Short exercise: Wherever the string "screenshot" appears, copy the whole line.

Stored dataset items
----------------

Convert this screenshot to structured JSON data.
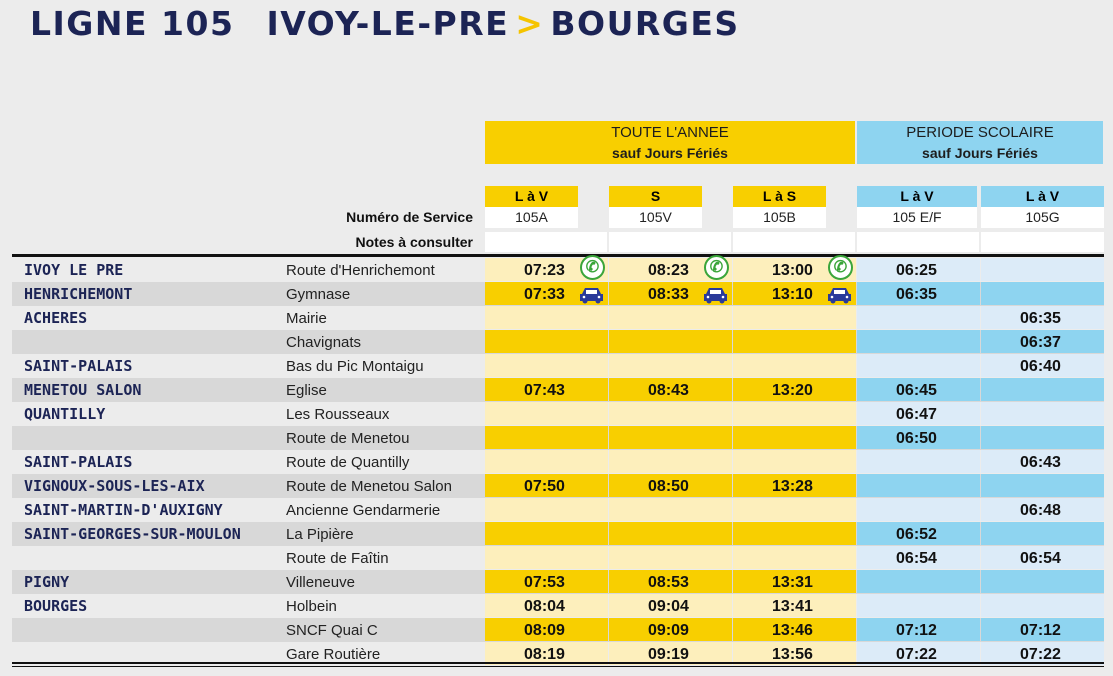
{
  "header": {
    "line": "LIGNE 105",
    "origin": "IVOY-LE-PRE",
    "arrow": ">",
    "destination": "BOURGES"
  },
  "periods": {
    "all_year": {
      "line1": "TOUTE L'ANNEE",
      "line2": "sauf Jours Fériés"
    },
    "school": {
      "line1": "PERIODE SCOLAIRE",
      "line2": "sauf Jours Fériés"
    }
  },
  "labels": {
    "service_number": "Numéro de Service",
    "notes": "Notes à consulter"
  },
  "columns": [
    {
      "days": "L à V",
      "service": "105A",
      "period": "all_year"
    },
    {
      "days": "S",
      "service": "105V",
      "period": "all_year"
    },
    {
      "days": "L à S",
      "service": "105B",
      "period": "all_year"
    },
    {
      "days": "L à V",
      "service": "105 E/F",
      "period": "school"
    },
    {
      "days": "L à V",
      "service": "105G",
      "period": "school"
    }
  ],
  "colors": {
    "title": "#1c2455",
    "arrow": "#f5c400",
    "yellow": "#f8cf00",
    "yellow_light": "#fdefbc",
    "blue": "#8ed4f0",
    "blue_light": "#dcebf8",
    "phone_green": "#3aa53a",
    "car_blue": "#2a3a9a"
  },
  "rows": [
    {
      "town": "IVOY LE PRE",
      "stop": "Route d'Henrichemont",
      "times": [
        "07:23",
        "08:23",
        "13:00",
        "06:25",
        ""
      ],
      "icon": "phone-icon"
    },
    {
      "town": "HENRICHEMONT",
      "stop": "Gymnase",
      "times": [
        "07:33",
        "08:33",
        "13:10",
        "06:35",
        ""
      ],
      "icon": "car-icon"
    },
    {
      "town": "ACHERES",
      "stop": "Mairie",
      "times": [
        "",
        "",
        "",
        "",
        "06:35"
      ]
    },
    {
      "town": "",
      "stop": "Chavignats",
      "times": [
        "",
        "",
        "",
        "",
        "06:37"
      ]
    },
    {
      "town": "SAINT-PALAIS",
      "stop": "Bas du Pic Montaigu",
      "times": [
        "",
        "",
        "",
        "",
        "06:40"
      ]
    },
    {
      "town": "MENETOU SALON",
      "stop": "Eglise",
      "times": [
        "07:43",
        "08:43",
        "13:20",
        "06:45",
        ""
      ]
    },
    {
      "town": "QUANTILLY",
      "stop": "Les Rousseaux",
      "times": [
        "",
        "",
        "",
        "06:47",
        ""
      ]
    },
    {
      "town": "",
      "stop": "Route de Menetou",
      "times": [
        "",
        "",
        "",
        "06:50",
        ""
      ]
    },
    {
      "town": "SAINT-PALAIS",
      "stop": "Route de Quantilly",
      "times": [
        "",
        "",
        "",
        "",
        "06:43"
      ]
    },
    {
      "town": "VIGNOUX-SOUS-LES-AIX",
      "stop": "Route de Menetou Salon",
      "times": [
        "07:50",
        "08:50",
        "13:28",
        "",
        ""
      ]
    },
    {
      "town": "SAINT-MARTIN-D'AUXIGNY",
      "stop": "Ancienne Gendarmerie",
      "times": [
        "",
        "",
        "",
        "",
        "06:48"
      ]
    },
    {
      "town": "SAINT-GEORGES-SUR-MOULON",
      "stop": "La Pipière",
      "times": [
        "",
        "",
        "",
        "06:52",
        ""
      ]
    },
    {
      "town": "",
      "stop": "Route de Faîtin",
      "times": [
        "",
        "",
        "",
        "06:54",
        "06:54"
      ]
    },
    {
      "town": "PIGNY",
      "stop": "Villeneuve",
      "times": [
        "07:53",
        "08:53",
        "13:31",
        "",
        ""
      ]
    },
    {
      "town": "BOURGES",
      "stop": "Holbein",
      "times": [
        "08:04",
        "09:04",
        "13:41",
        "",
        ""
      ]
    },
    {
      "town": "",
      "stop": "SNCF Quai C",
      "times": [
        "08:09",
        "09:09",
        "13:46",
        "07:12",
        "07:12"
      ]
    },
    {
      "town": "",
      "stop": "Gare Routière",
      "times": [
        "08:19",
        "09:19",
        "13:56",
        "07:22",
        "07:22"
      ]
    }
  ]
}
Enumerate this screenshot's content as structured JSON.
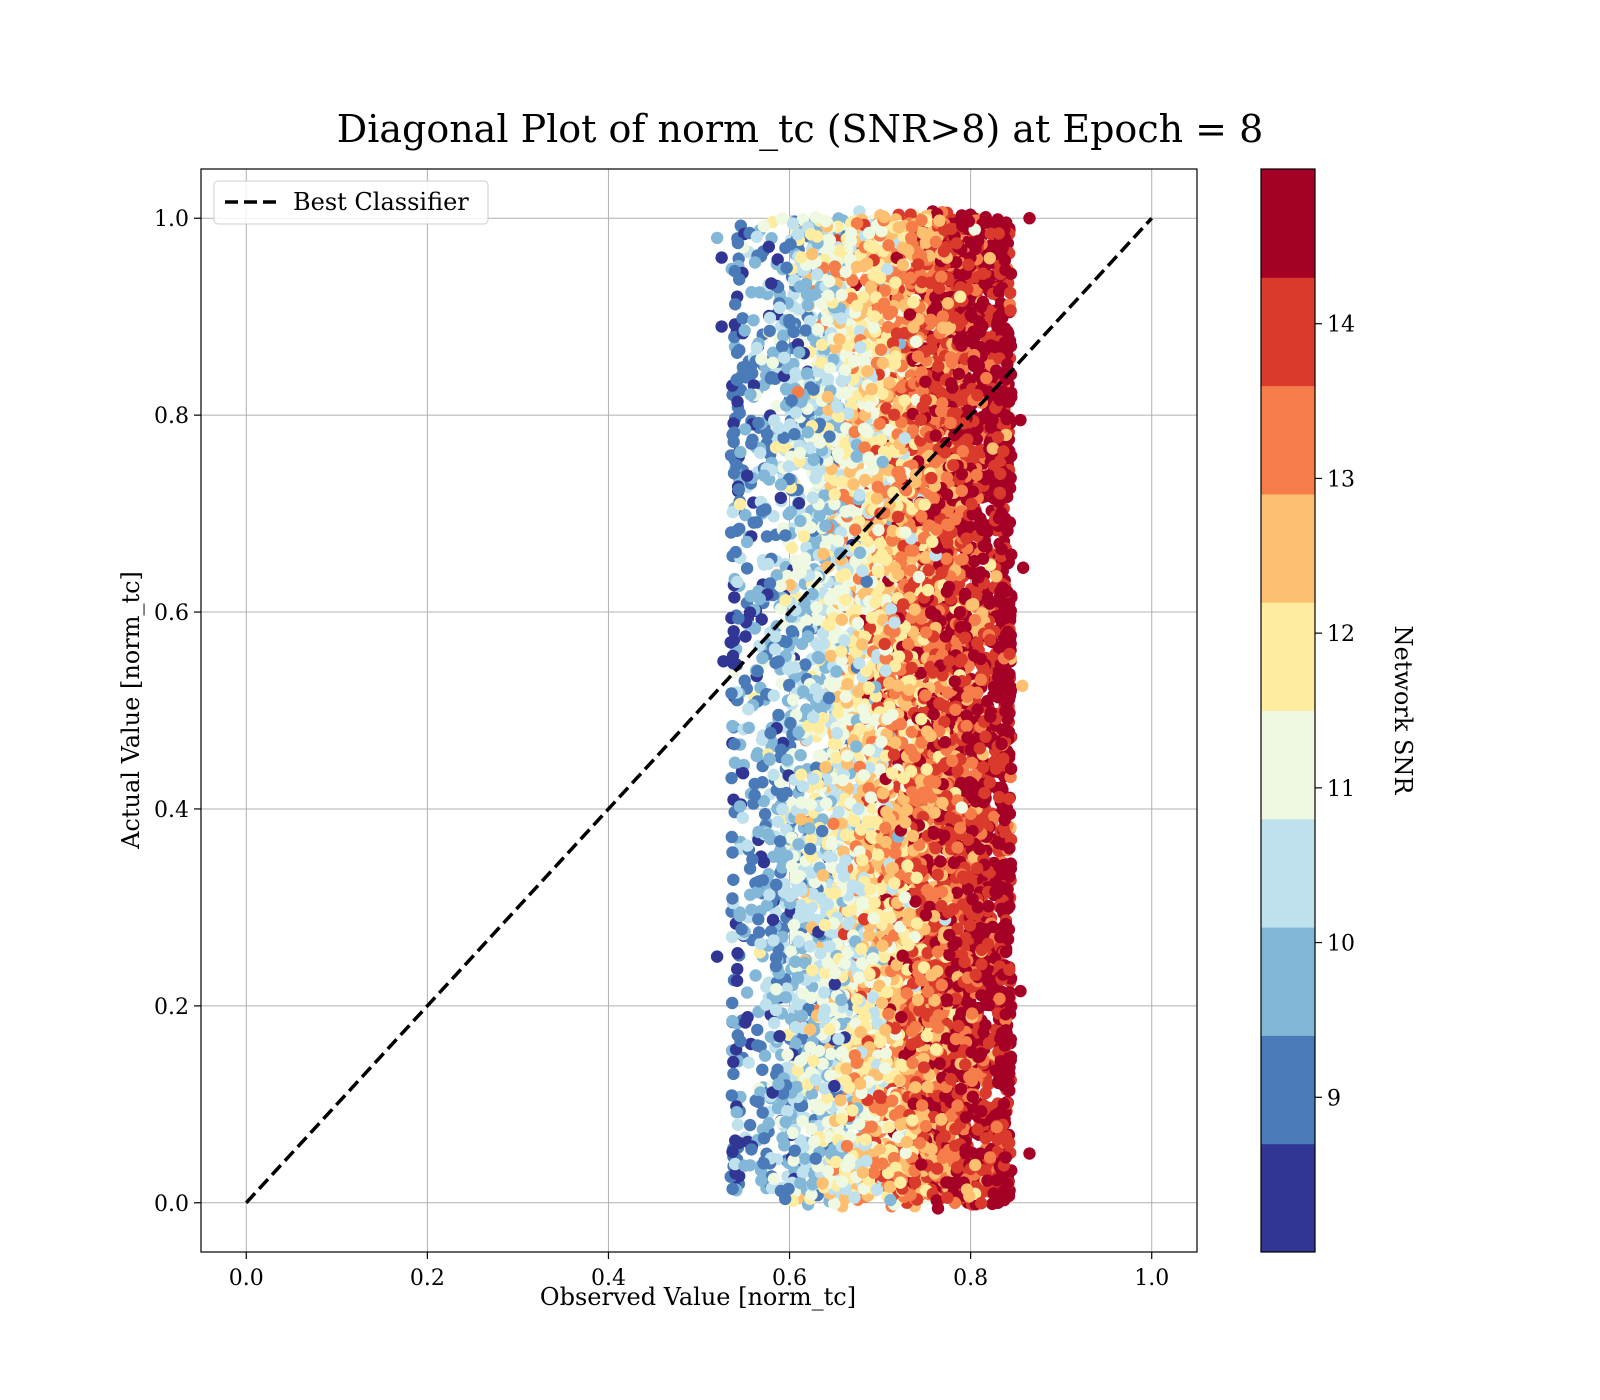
{
  "chart_data": {
    "type": "scatter",
    "title": "Diagonal Plot of norm_tc (SNR>8) at Epoch = 8",
    "xlabel": "Observed Value [norm_tc]",
    "ylabel": "Actual Value [norm_tc]",
    "xlim": [
      -0.05,
      1.05
    ],
    "ylim": [
      -0.05,
      1.05
    ],
    "xticks": [
      "0.0",
      "0.2",
      "0.4",
      "0.6",
      "0.8",
      "1.0"
    ],
    "yticks": [
      "0.0",
      "0.2",
      "0.4",
      "0.6",
      "0.8",
      "1.0"
    ],
    "grid": true,
    "legend": {
      "position": "top-left",
      "entries": [
        {
          "label": "Best Classifier",
          "style": "dashed",
          "color": "#000000"
        }
      ]
    },
    "reference_line": {
      "name": "Best Classifier",
      "x": [
        0.0,
        1.0
      ],
      "y": [
        0.0,
        1.0
      ]
    },
    "scatter": {
      "x_range": [
        0.525,
        0.865
      ],
      "y_range": [
        0.0,
        1.0
      ],
      "point_count_estimate": 9000,
      "color_by": "Network SNR",
      "pattern": "x increases with SNR; highest-SNR points concentrate near x 0.70-0.85, low-SNR points near x 0.53-0.60",
      "outliers": [
        {
          "x": 0.865,
          "y": 1.0,
          "snr": 14.5
        },
        {
          "x": 0.855,
          "y": 0.795,
          "snr": 14.5
        },
        {
          "x": 0.858,
          "y": 0.645,
          "snr": 14.5
        },
        {
          "x": 0.857,
          "y": 0.525,
          "snr": 12.3
        },
        {
          "x": 0.865,
          "y": 0.05,
          "snr": 14.5
        },
        {
          "x": 0.855,
          "y": 0.215,
          "snr": 14.5
        },
        {
          "x": 0.52,
          "y": 0.98,
          "snr": 9.8
        },
        {
          "x": 0.525,
          "y": 0.96,
          "snr": 8.3
        },
        {
          "x": 0.525,
          "y": 0.89,
          "snr": 8.3
        },
        {
          "x": 0.527,
          "y": 0.55,
          "snr": 8.3
        },
        {
          "x": 0.52,
          "y": 0.25,
          "snr": 8.3
        }
      ]
    },
    "colorbar": {
      "label": "Network SNR",
      "range": [
        8,
        15
      ],
      "ticks": [
        "9",
        "10",
        "11",
        "12",
        "13",
        "14"
      ],
      "tick_values": [
        9,
        10,
        11,
        12,
        13,
        14
      ],
      "boundaries": [
        8,
        8.7,
        9.4,
        10.1,
        10.8,
        11.5,
        12.2,
        12.9,
        13.6,
        14.3,
        15
      ],
      "colors": [
        "#313695",
        "#4a7ab7",
        "#82b7d7",
        "#bfe1ed",
        "#eff8e0",
        "#feeda1",
        "#fdbf70",
        "#f57d4a",
        "#d93a2c",
        "#a50026"
      ]
    }
  }
}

----------------

Solution to this task:
Convert this screenshot to structured JSON data.
Enumerate this screenshot's content as structured JSON.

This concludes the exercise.